Your task:
Give every line back verbatim, dropping all images.

------

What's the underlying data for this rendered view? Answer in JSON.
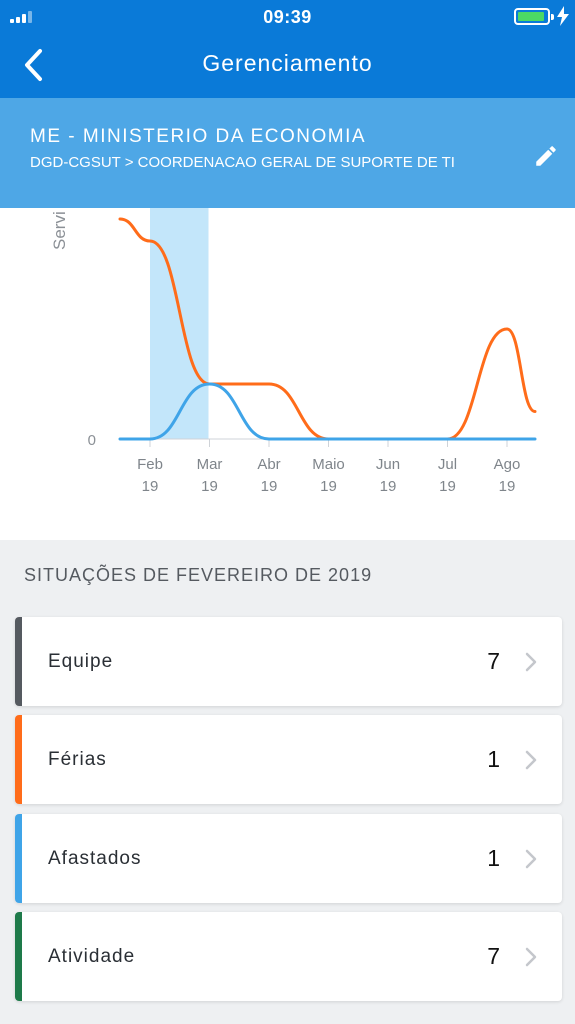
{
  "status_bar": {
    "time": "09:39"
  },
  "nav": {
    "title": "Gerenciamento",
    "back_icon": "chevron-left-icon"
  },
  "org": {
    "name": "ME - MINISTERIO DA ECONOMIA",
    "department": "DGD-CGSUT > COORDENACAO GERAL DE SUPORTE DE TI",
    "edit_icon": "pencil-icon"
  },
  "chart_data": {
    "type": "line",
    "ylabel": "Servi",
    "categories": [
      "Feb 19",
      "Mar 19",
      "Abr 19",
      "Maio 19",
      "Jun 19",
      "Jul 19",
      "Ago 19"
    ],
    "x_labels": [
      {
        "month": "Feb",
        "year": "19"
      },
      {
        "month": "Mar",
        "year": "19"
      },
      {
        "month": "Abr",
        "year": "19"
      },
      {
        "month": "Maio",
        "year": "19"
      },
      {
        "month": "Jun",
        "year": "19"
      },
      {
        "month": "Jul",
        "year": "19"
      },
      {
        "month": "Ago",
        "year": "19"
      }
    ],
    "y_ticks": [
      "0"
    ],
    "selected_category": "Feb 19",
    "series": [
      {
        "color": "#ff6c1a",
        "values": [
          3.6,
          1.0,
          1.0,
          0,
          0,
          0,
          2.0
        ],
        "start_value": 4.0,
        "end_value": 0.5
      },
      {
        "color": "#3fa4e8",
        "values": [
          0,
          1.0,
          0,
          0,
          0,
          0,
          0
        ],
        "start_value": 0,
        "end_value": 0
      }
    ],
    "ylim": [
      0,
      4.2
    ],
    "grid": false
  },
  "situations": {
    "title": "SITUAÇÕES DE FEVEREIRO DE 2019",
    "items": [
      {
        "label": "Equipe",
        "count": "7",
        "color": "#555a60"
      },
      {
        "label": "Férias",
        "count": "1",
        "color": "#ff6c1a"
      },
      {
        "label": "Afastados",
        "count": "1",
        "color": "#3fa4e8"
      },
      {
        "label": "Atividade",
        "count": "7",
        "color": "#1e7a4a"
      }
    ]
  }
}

------

Output for this exercise:
What's the underlying data for this rendered view? Answer in JSON.
{
  "status_bar": {
    "time": "09:39"
  },
  "nav": {
    "title": "Gerenciamento",
    "back_icon": "chevron-left-icon"
  },
  "org": {
    "name": "ME - MINISTERIO DA ECONOMIA",
    "department": "DGD-CGSUT > COORDENACAO GERAL DE SUPORTE DE TI",
    "edit_icon": "pencil-icon"
  },
  "chart_data": {
    "type": "line",
    "ylabel": "Servi",
    "categories": [
      "Feb 19",
      "Mar 19",
      "Abr 19",
      "Maio 19",
      "Jun 19",
      "Jul 19",
      "Ago 19"
    ],
    "x_labels": [
      {
        "month": "Feb",
        "year": "19"
      },
      {
        "month": "Mar",
        "year": "19"
      },
      {
        "month": "Abr",
        "year": "19"
      },
      {
        "month": "Maio",
        "year": "19"
      },
      {
        "month": "Jun",
        "year": "19"
      },
      {
        "month": "Jul",
        "year": "19"
      },
      {
        "month": "Ago",
        "year": "19"
      }
    ],
    "y_ticks": [
      "0"
    ],
    "selected_category": "Feb 19",
    "series": [
      {
        "color": "#ff6c1a",
        "values": [
          3.6,
          1.0,
          1.0,
          0,
          0,
          0,
          2.0
        ],
        "start_value": 4.0,
        "end_value": 0.5
      },
      {
        "color": "#3fa4e8",
        "values": [
          0,
          1.0,
          0,
          0,
          0,
          0,
          0
        ],
        "start_value": 0,
        "end_value": 0
      }
    ],
    "ylim": [
      0,
      4.2
    ],
    "grid": false
  },
  "situations": {
    "title": "SITUAÇÕES DE FEVEREIRO DE 2019",
    "items": [
      {
        "label": "Equipe",
        "count": "7",
        "color": "#555a60"
      },
      {
        "label": "Férias",
        "count": "1",
        "color": "#ff6c1a"
      },
      {
        "label": "Afastados",
        "count": "1",
        "color": "#3fa4e8"
      },
      {
        "label": "Atividade",
        "count": "7",
        "color": "#1e7a4a"
      }
    ]
  }
}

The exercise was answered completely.